**Stated exercise:** Render the items from the line with "Enumerate 51 of" to the line with "356, 578, 366]" as a two-column CSV headed "instruction" and "response". Give one row per item with its text and its answer, each in a single quoted field with line breaks replaced by spaces, and leave the pictures out.

━━ Task inputs ━━

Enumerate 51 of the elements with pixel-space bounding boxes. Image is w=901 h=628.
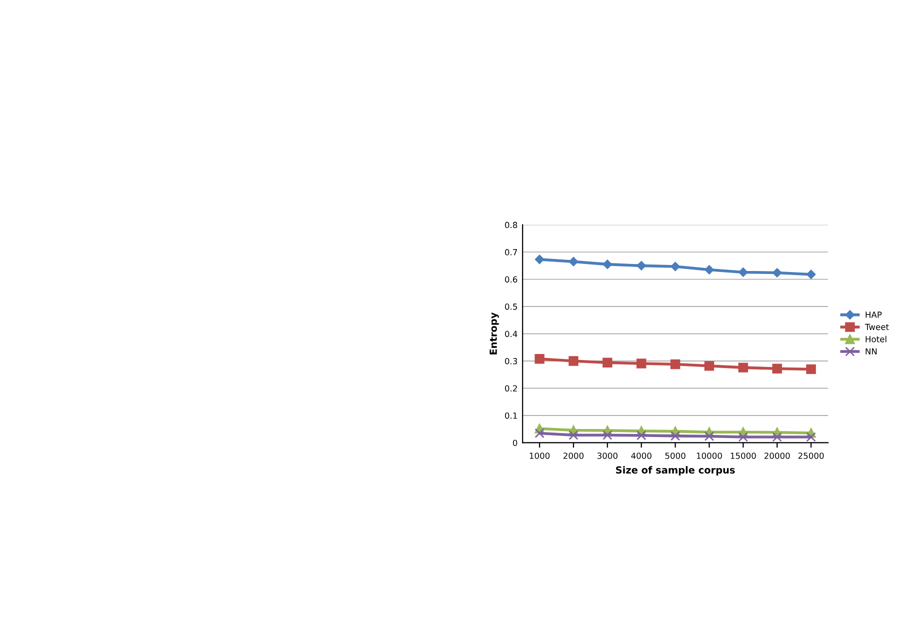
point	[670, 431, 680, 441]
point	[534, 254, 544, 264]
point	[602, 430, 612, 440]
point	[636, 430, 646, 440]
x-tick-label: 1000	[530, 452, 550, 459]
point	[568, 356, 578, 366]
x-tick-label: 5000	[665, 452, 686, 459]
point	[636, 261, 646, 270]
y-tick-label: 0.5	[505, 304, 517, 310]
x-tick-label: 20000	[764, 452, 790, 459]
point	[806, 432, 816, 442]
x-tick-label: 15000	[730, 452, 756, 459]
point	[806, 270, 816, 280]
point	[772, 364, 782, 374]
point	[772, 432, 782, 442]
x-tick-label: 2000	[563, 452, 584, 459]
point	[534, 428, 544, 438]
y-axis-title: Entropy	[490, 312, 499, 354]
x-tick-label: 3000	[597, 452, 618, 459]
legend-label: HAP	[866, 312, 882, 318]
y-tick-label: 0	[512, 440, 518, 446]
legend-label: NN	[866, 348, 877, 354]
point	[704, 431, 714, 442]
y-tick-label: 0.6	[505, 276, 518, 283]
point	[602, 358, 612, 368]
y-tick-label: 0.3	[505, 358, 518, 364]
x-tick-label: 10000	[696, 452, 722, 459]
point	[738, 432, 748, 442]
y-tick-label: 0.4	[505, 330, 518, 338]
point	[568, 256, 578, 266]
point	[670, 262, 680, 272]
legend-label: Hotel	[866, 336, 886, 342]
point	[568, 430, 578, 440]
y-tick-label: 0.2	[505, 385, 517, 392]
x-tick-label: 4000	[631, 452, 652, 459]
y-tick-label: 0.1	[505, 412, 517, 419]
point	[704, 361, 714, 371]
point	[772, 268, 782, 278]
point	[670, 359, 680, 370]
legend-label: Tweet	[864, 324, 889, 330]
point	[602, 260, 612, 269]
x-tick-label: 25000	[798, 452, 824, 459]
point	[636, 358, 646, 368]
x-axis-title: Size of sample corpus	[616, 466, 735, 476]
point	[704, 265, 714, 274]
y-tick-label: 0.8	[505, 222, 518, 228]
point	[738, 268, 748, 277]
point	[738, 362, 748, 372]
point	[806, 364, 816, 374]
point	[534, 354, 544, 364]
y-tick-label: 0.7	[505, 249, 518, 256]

━━━
━━ Task inputs ━━

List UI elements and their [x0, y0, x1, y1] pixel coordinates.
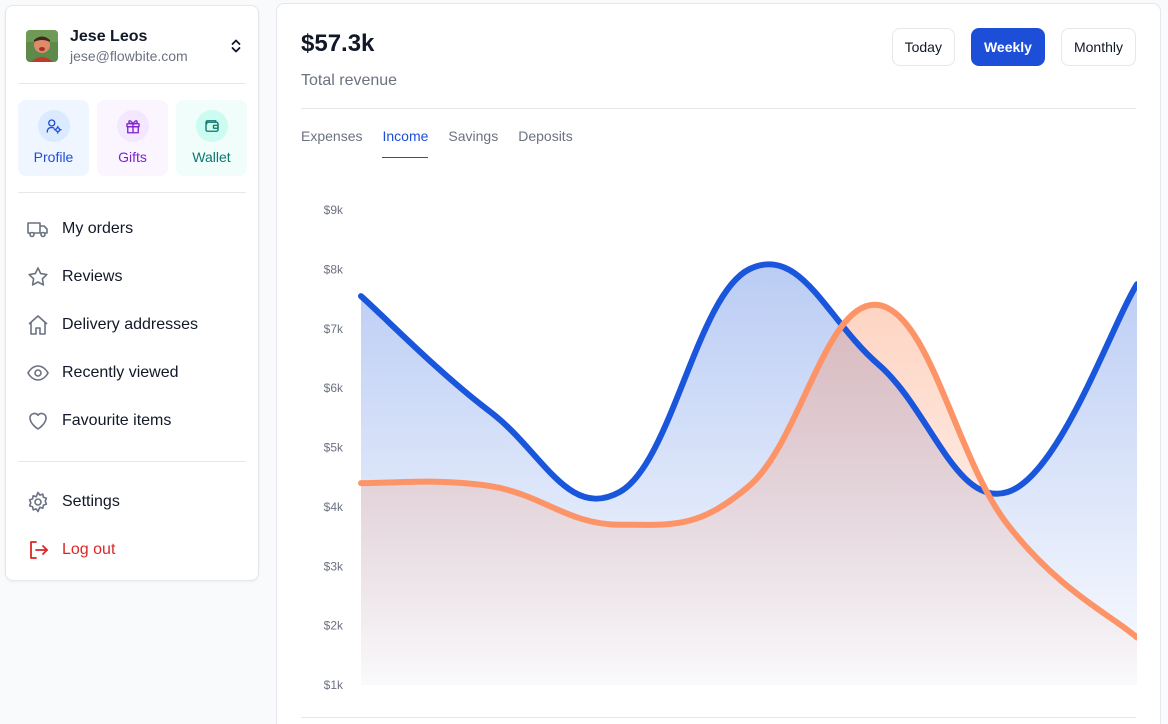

━━━
━━ Task inputs ━━

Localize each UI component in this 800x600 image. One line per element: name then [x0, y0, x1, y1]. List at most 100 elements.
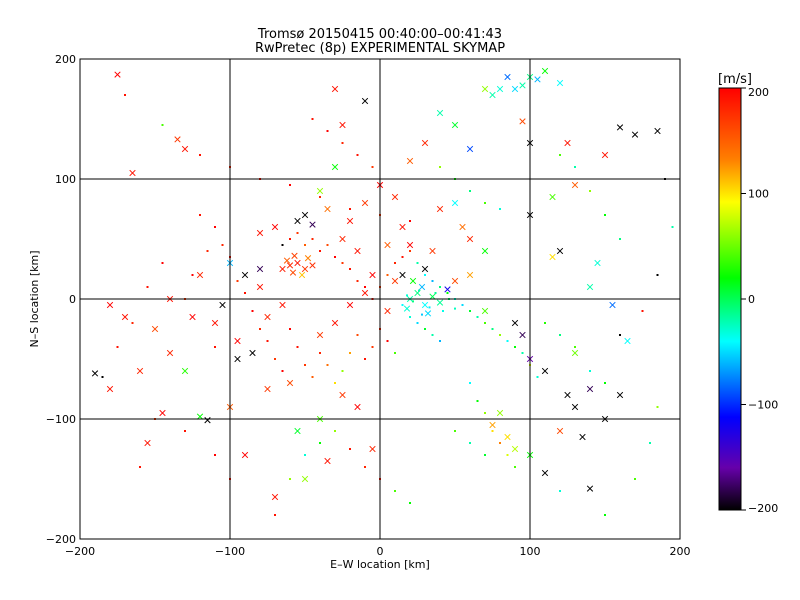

━━━

**Output:**
instruction,response
"Enumerate 51 of the elements with pixel-space bounding boxes. Image is w=901 h=628.","point	[670, 431, 680, 441] point	[534, 254, 544, 264] point	[602, 430, 612, 440] point	[636, 430, 646, 440] x-tick-label: 1000	[530, 452, 550, 459] point	[568, 356, 578, 366]"